GOAL | Compile every line that includes the word "udacity".

# start of EXTRACTED ENTRIES

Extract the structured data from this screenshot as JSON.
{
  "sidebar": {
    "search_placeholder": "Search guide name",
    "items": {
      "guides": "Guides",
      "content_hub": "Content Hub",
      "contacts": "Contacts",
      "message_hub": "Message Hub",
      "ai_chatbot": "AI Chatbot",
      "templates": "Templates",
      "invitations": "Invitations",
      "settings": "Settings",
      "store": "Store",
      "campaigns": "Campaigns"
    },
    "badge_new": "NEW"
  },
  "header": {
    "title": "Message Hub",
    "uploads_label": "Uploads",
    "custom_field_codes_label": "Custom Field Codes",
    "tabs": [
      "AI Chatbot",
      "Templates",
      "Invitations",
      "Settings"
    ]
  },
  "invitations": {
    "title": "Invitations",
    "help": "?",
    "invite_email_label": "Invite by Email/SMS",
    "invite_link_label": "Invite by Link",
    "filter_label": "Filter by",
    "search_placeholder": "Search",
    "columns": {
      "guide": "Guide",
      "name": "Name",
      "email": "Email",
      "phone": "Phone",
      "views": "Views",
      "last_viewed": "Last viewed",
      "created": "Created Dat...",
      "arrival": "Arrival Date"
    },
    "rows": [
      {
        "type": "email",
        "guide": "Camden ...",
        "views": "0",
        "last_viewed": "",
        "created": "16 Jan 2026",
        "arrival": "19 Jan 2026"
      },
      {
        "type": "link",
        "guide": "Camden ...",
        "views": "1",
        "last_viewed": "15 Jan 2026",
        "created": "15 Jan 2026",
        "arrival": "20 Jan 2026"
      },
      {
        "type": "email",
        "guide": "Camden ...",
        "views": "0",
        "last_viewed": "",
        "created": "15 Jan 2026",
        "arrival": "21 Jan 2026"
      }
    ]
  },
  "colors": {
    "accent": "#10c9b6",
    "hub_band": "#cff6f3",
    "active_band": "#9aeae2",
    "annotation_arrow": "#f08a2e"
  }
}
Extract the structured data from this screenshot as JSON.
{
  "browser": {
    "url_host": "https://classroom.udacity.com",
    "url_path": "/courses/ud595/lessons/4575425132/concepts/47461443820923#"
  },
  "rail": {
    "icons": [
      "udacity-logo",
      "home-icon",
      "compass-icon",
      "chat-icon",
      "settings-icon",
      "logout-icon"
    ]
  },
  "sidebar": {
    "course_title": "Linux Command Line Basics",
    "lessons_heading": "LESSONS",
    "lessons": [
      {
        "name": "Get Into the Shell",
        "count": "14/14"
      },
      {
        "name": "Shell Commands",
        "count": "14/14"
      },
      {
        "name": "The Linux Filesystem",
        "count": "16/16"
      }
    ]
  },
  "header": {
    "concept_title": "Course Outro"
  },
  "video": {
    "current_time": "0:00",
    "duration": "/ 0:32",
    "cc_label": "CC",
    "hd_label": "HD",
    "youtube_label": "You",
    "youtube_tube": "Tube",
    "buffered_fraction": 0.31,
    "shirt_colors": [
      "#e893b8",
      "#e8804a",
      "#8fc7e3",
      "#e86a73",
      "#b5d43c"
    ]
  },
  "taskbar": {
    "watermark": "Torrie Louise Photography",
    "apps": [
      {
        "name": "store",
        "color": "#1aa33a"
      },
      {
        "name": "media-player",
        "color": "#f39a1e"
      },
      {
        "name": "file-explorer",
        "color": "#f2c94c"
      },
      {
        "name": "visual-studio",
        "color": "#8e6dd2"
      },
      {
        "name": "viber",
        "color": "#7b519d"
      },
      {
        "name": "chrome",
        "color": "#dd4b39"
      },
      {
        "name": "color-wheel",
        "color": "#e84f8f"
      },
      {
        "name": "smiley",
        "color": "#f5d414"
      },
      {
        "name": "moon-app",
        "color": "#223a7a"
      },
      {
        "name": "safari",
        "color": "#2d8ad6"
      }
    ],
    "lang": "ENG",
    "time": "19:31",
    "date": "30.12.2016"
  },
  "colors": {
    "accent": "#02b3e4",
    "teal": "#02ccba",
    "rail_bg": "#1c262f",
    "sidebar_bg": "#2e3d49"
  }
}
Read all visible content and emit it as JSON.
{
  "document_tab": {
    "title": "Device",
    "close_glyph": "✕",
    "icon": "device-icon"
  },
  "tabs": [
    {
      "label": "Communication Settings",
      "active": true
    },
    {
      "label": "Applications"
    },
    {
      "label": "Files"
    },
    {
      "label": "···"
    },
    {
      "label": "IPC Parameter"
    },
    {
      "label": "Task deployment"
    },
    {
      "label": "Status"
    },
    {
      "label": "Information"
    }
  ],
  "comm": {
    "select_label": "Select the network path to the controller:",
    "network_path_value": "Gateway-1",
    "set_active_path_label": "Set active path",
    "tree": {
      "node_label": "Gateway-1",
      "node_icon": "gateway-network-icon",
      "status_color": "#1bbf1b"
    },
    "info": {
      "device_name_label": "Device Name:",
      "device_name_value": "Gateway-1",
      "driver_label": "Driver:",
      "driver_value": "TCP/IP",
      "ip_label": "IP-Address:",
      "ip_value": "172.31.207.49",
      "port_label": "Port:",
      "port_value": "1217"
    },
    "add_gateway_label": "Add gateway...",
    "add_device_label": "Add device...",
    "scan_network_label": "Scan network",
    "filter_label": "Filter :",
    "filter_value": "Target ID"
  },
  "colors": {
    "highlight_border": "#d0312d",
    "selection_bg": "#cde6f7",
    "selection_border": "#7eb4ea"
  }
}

# end of EXTRACTED ENTRIES

SOLVED EXERCISE |
    "url_host": "https://classroom.udacity.com",
      "udacity-logo",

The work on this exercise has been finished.